■ ROWS ■
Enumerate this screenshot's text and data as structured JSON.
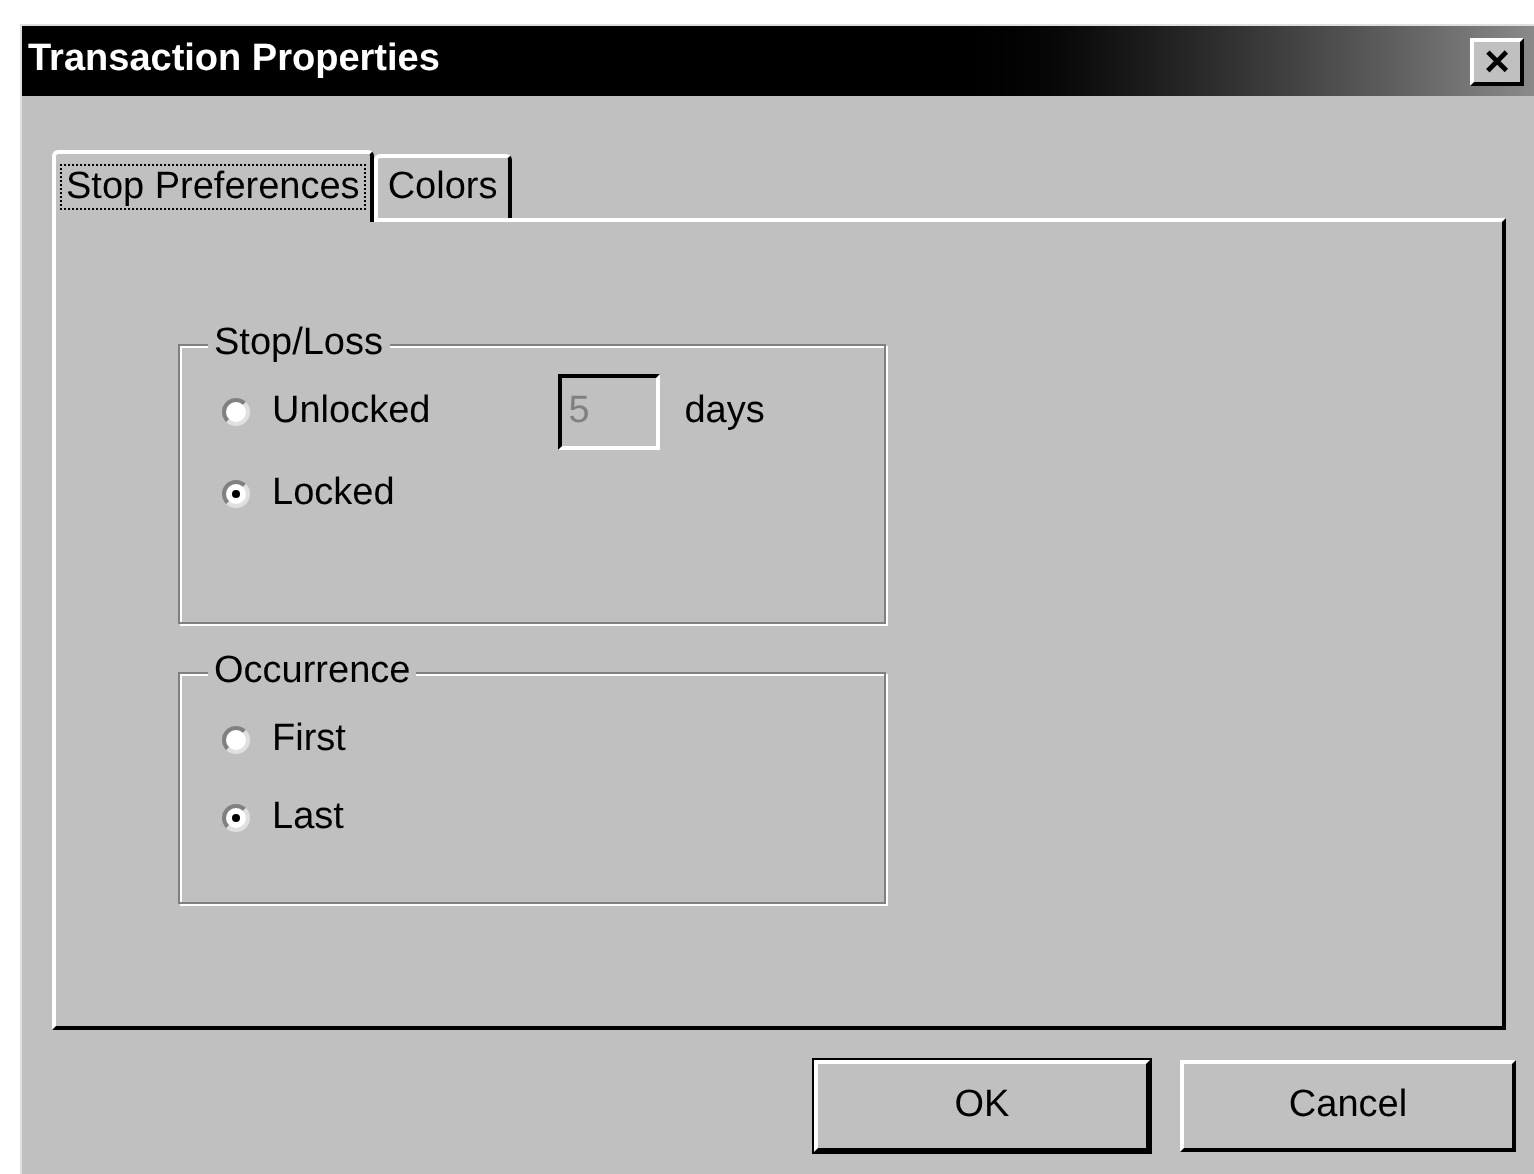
{
  "window": {
    "title": "Transaction Properties",
    "close_glyph": "×"
  },
  "tabs": [
    {
      "label": "Stop Preferences",
      "selected": true,
      "focused": true
    },
    {
      "label": "Colors",
      "selected": false,
      "focused": false
    }
  ],
  "groups": [
    {
      "title": "Stop/Loss",
      "options": [
        {
          "label": "Unlocked",
          "selected": false
        },
        {
          "label": "Locked",
          "selected": true
        }
      ],
      "field": {
        "value": "5",
        "disabled": true,
        "unit": "days"
      }
    },
    {
      "title": "Occurrence",
      "options": [
        {
          "label": "First",
          "selected": false
        },
        {
          "label": "Last",
          "selected": true
        }
      ]
    }
  ],
  "buttons": [
    {
      "label": "OK",
      "default": true
    },
    {
      "label": "Cancel",
      "default": false
    }
  ]
}
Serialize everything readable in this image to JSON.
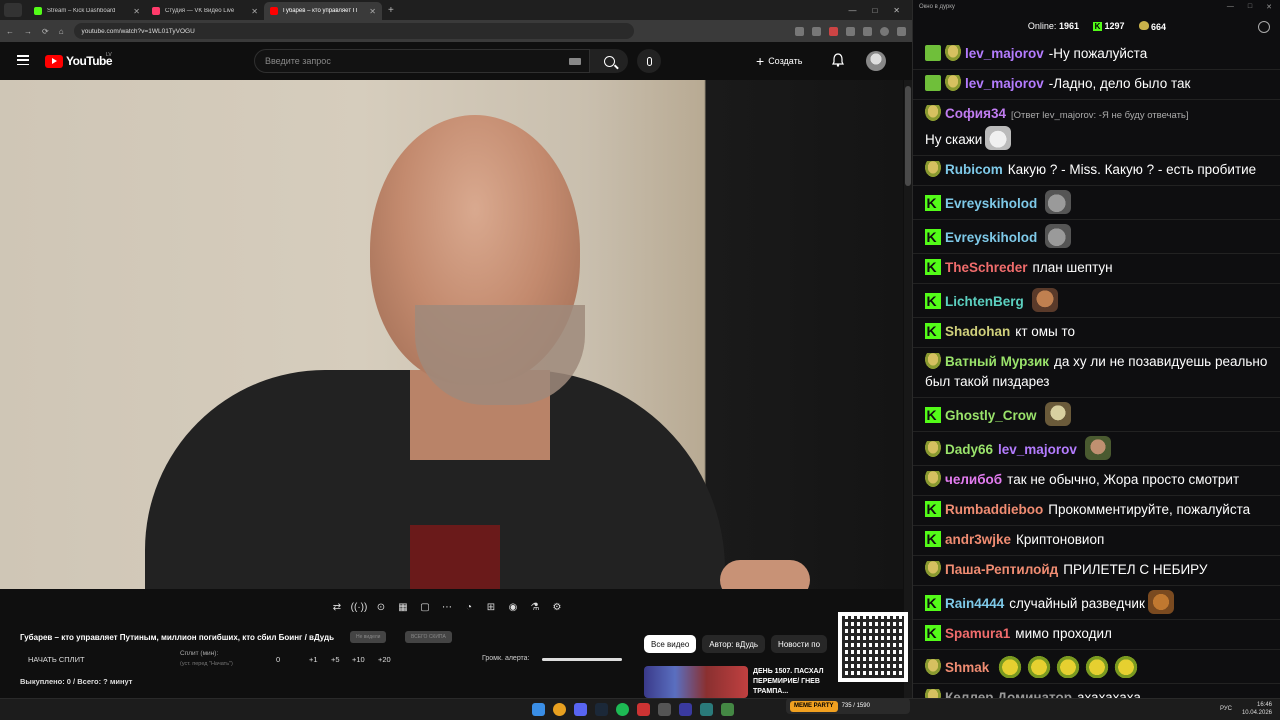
{
  "browser": {
    "tabs": [
      {
        "title": "Stream – Kick Dashboard",
        "favicon_color": "#53fc18",
        "active": false
      },
      {
        "title": "Студия — VK Видео Live",
        "favicon_color": "#ff3b6b",
        "active": false
      },
      {
        "title": "Губарев – кто управляет П",
        "favicon_color": "#ff0000",
        "active": true
      }
    ],
    "new_tab": "+",
    "window_controls": [
      "—",
      "□",
      "✕"
    ],
    "url": "youtube.com/watch?v=1WL01TyVOGU",
    "nav": [
      "←",
      "→",
      "⟳",
      "⌂"
    ]
  },
  "youtube": {
    "logo_text": "YouTube",
    "region": "LV",
    "search_placeholder": "Введите запрос",
    "create_label": "Создать"
  },
  "player_controls": [
    "⇄",
    "((·))",
    "⊙",
    "▦",
    "▢",
    "⋯",
    "◔",
    "⊞",
    "◉",
    "⚗",
    "⚙"
  ],
  "panel": {
    "video_title": "Губарев – кто управляет Путиным, миллион погибших, кто сбил Боинг / вДудь",
    "chip1": "Не видели",
    "chip2": "ВСЕГО СКИПА",
    "split_start": "НАЧАТЬ СПЛИТ",
    "split_label": "Сплит (мин):",
    "split_hint": "(уст. перед \"Начать\")",
    "split_values": [
      "0",
      "+1",
      "+5",
      "+10",
      "+20"
    ],
    "alert_label": "Громк. алерта:",
    "alert_level": 1.0,
    "bought": "Выкуплено: 0 / Всего: ? минут"
  },
  "filters": [
    "Все видео",
    "Автор: вДудь",
    "Новости по"
  ],
  "recommendation": {
    "title": "ДЕНЬ 1507. ПАСХАЛ ПЕРЕМИРИЕ/ ГНЕВ ТРАМПА..."
  },
  "chat": {
    "window_title": "Окно в дурку",
    "online_label": "Online:",
    "online_count": "1961",
    "kick_count": "1297",
    "frog_count": "664",
    "messages": [
      {
        "badge": "check2",
        "user": "lev_majorov",
        "color": "c-violet",
        "text": "-Ну пожалуйста"
      },
      {
        "badge": "check2",
        "user": "lev_majorov",
        "color": "c-violet",
        "text": "-Ладно, дело было так"
      },
      {
        "badge": "frog",
        "user": "София34",
        "color": "c-purple",
        "reply": "[Ответ lev_majorov: -Я не буду отвечать]",
        "text": "Ну скажи",
        "emote": "e-cat"
      },
      {
        "badge": "frog",
        "user": "Rubicom",
        "color": "c-cyan",
        "text": "Какую ? -  Miss.    Какую ? - есть пробитие"
      },
      {
        "badge": "kick",
        "user": "Evreyskiholod",
        "color": "c-cyan",
        "text": "",
        "emote": "e-seal"
      },
      {
        "badge": "kick",
        "user": "Evreyskiholod",
        "color": "c-cyan",
        "text": "",
        "emote": "e-seal"
      },
      {
        "badge": "kick",
        "user": "TheSchreder",
        "color": "c-red",
        "text": "план шептун"
      },
      {
        "badge": "kick",
        "user": "LichtenBerg",
        "color": "c-teal",
        "text": "",
        "emote": "e-face"
      },
      {
        "badge": "kick",
        "user": "Shadohan",
        "color": "c-khaki",
        "text": "кт омы то"
      },
      {
        "badge": "frog",
        "user": "Ватный Мурзик",
        "color": "c-green",
        "text": "да ху ли не позавидуешь реально был такой пиздарез"
      },
      {
        "badge": "kick",
        "user": "Ghostly_Crow",
        "color": "c-green",
        "text": "",
        "emote": "e-pepe"
      },
      {
        "badge": "frog",
        "user": "Dady66",
        "color": "c-green",
        "text": "",
        "mention": "lev_majorov",
        "emote": "e-army"
      },
      {
        "badge": "frog",
        "user": "челибоб",
        "color": "c-magenta",
        "text": "так не обычно, Жора просто смотрит"
      },
      {
        "badge": "kick",
        "user": "Rumbaddieboo",
        "color": "c-salmon",
        "text": "Прокомментируйте, пожалуйста"
      },
      {
        "badge": "kick",
        "user": "andr3wjke",
        "color": "c-salmon",
        "text": "Криптоновиоп"
      },
      {
        "badge": "frog",
        "user": "Паша-Рептилойд",
        "color": "c-salmon",
        "text": "ПРИЛЕТЕЛ С НЕБИРУ"
      },
      {
        "badge": "kick",
        "user": "Rain4444",
        "color": "c-cyan",
        "text": "случайный разведчик",
        "emote": "e-dog"
      },
      {
        "badge": "kick",
        "user": "Spamura1",
        "color": "c-red",
        "text": "мимо проходил"
      },
      {
        "badge": "frog",
        "user": "Shmak",
        "color": "c-salmon",
        "text": "",
        "emote_row": 5
      },
      {
        "badge": "frog",
        "user": "Келлер Доминатор",
        "color": "c-gray",
        "text": "ахахахаха"
      }
    ]
  },
  "taskbar": {
    "meme_label": "MEME PARTY",
    "meme_progress": "735 / 1590",
    "lang": "РУС",
    "time": "16:46",
    "date": "10.04.2026"
  }
}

■ WHAT IS NEEDED ■
Return each line from the material above exactly, but not the pictures.

■ RESULT OF THE EXERCISE ■
Enumerate this screenshot's text and data as structured JSON.
{
  "window": {
    "title": "Transaction Properties",
    "close_glyph": "×"
  },
  "tabs": [
    {
      "label": "Stop Preferences",
      "selected": true,
      "focused": true
    },
    {
      "label": "Colors",
      "selected": false,
      "focused": false
    }
  ],
  "groups": [
    {
      "title": "Stop/Loss",
      "options": [
        {
          "label": "Unlocked",
          "selected": false
        },
        {
          "label": "Locked",
          "selected": true
        }
      ],
      "field": {
        "value": "5",
        "disabled": true,
        "unit": "days"
      }
    },
    {
      "title": "Occurrence",
      "options": [
        {
          "label": "First",
          "selected": false
        },
        {
          "label": "Last",
          "selected": true
        }
      ]
    }
  ],
  "buttons": [
    {
      "label": "OK",
      "default": true
    },
    {
      "label": "Cancel",
      "default": false
    }
  ]
}
Serialize everything readable in this image to JSON.
{
  "browser": {
    "tabs": [
      {
        "title": "Stream – Kick Dashboard",
        "favicon_color": "#53fc18",
        "active": false
      },
      {
        "title": "Студия — VK Видео Live",
        "favicon_color": "#ff3b6b",
        "active": false
      },
      {
        "title": "Губарев – кто управляет П",
        "favicon_color": "#ff0000",
        "active": true
      }
    ],
    "new_tab": "+",
    "window_controls": [
      "—",
      "□",
      "✕"
    ],
    "url": "youtube.com/watch?v=1WL01TyVOGU",
    "nav": [
      "←",
      "→",
      "⟳",
      "⌂"
    ]
  },
  "youtube": {
    "logo_text": "YouTube",
    "region": "LV",
    "search_placeholder": "Введите запрос",
    "create_label": "Создать"
  },
  "player_controls": [
    "⇄",
    "((·))",
    "⊙",
    "▦",
    "▢",
    "⋯",
    "◔",
    "⊞",
    "◉",
    "⚗",
    "⚙"
  ],
  "panel": {
    "video_title": "Губарев – кто управляет Путиным, миллион погибших, кто сбил Боинг / вДудь",
    "chip1": "Не видели",
    "chip2": "ВСЕГО СКИПА",
    "split_start": "НАЧАТЬ СПЛИТ",
    "split_label": "Сплит (мин):",
    "split_hint": "(уст. перед \"Начать\")",
    "split_values": [
      "0",
      "+1",
      "+5",
      "+10",
      "+20"
    ],
    "alert_label": "Громк. алерта:",
    "alert_level": 1.0,
    "bought": "Выкуплено: 0 / Всего: ? минут"
  },
  "filters": [
    "Все видео",
    "Автор: вДудь",
    "Новости по"
  ],
  "recommendation": {
    "title": "ДЕНЬ 1507. ПАСХАЛ ПЕРЕМИРИЕ/ ГНЕВ ТРАМПА..."
  },
  "chat": {
    "window_title": "Окно в дурку",
    "online_label": "Online:",
    "online_count": "1961",
    "kick_count": "1297",
    "frog_count": "664",
    "messages": [
      {
        "badge": "check2",
        "user": "lev_majorov",
        "color": "c-violet",
        "text": "-Ну пожалуйста"
      },
      {
        "badge": "check2",
        "user": "lev_majorov",
        "color": "c-violet",
        "text": "-Ладно, дело было так"
      },
      {
        "badge": "frog",
        "user": "София34",
        "color": "c-purple",
        "reply": "[Ответ lev_majorov: -Я не буду отвечать]",
        "text": "Ну скажи",
        "emote": "e-cat"
      },
      {
        "badge": "frog",
        "user": "Rubicom",
        "color": "c-cyan",
        "text": "Какую ? -  Miss.    Какую ? - есть пробитие"
      },
      {
        "badge": "kick",
        "user": "Evreyskiholod",
        "color": "c-cyan",
        "text": "",
        "emote": "e-seal"
      },
      {
        "badge": "kick",
        "user": "Evreyskiholod",
        "color": "c-cyan",
        "text": "",
        "emote": "e-seal"
      },
      {
        "badge": "kick",
        "user": "TheSchreder",
        "color": "c-red",
        "text": "план шептун"
      },
      {
        "badge": "kick",
        "user": "LichtenBerg",
        "color": "c-teal",
        "text": "",
        "emote": "e-face"
      },
      {
        "badge": "kick",
        "user": "Shadohan",
        "color": "c-khaki",
        "text": "кт омы то"
      },
      {
        "badge": "frog",
        "user": "Ватный Мурзик",
        "color": "c-green",
        "text": "да ху ли не позавидуешь реально был такой пиздарез"
      },
      {
        "badge": "kick",
        "user": "Ghostly_Crow",
        "color": "c-green",
        "text": "",
        "emote": "e-pepe"
      },
      {
        "badge": "frog",
        "user": "Dady66",
        "color": "c-green",
        "text": "",
        "mention": "lev_majorov",
        "emote": "e-army"
      },
      {
        "badge": "frog",
        "user": "челибоб",
        "color": "c-magenta",
        "text": "так не обычно, Жора просто смотрит"
      },
      {
        "badge": "kick",
        "user": "Rumbaddieboo",
        "color": "c-salmon",
        "text": "Прокомментируйте, пожалуйста"
      },
      {
        "badge": "kick",
        "user": "andr3wjke",
        "color": "c-salmon",
        "text": "Криптоновиоп"
      },
      {
        "badge": "frog",
        "user": "Паша-Рептилойд",
        "color": "c-salmon",
        "text": "ПРИЛЕТЕЛ С НЕБИРУ"
      },
      {
        "badge": "kick",
        "user": "Rain4444",
        "color": "c-cyan",
        "text": "случайный разведчик",
        "emote": "e-dog"
      },
      {
        "badge": "kick",
        "user": "Spamura1",
        "color": "c-red",
        "text": "мимо проходил"
      },
      {
        "badge": "frog",
        "user": "Shmak",
        "color": "c-salmon",
        "text": "",
        "emote_row": 5
      },
      {
        "badge": "frog",
        "user": "Келлер Доминатор",
        "color": "c-gray",
        "text": "ахахахаха"
      }
    ]
  },
  "taskbar": {
    "meme_label": "MEME PARTY",
    "meme_progress": "735 / 1590",
    "lang": "РУС",
    "time": "16:46",
    "date": "10.04.2026"
  }
}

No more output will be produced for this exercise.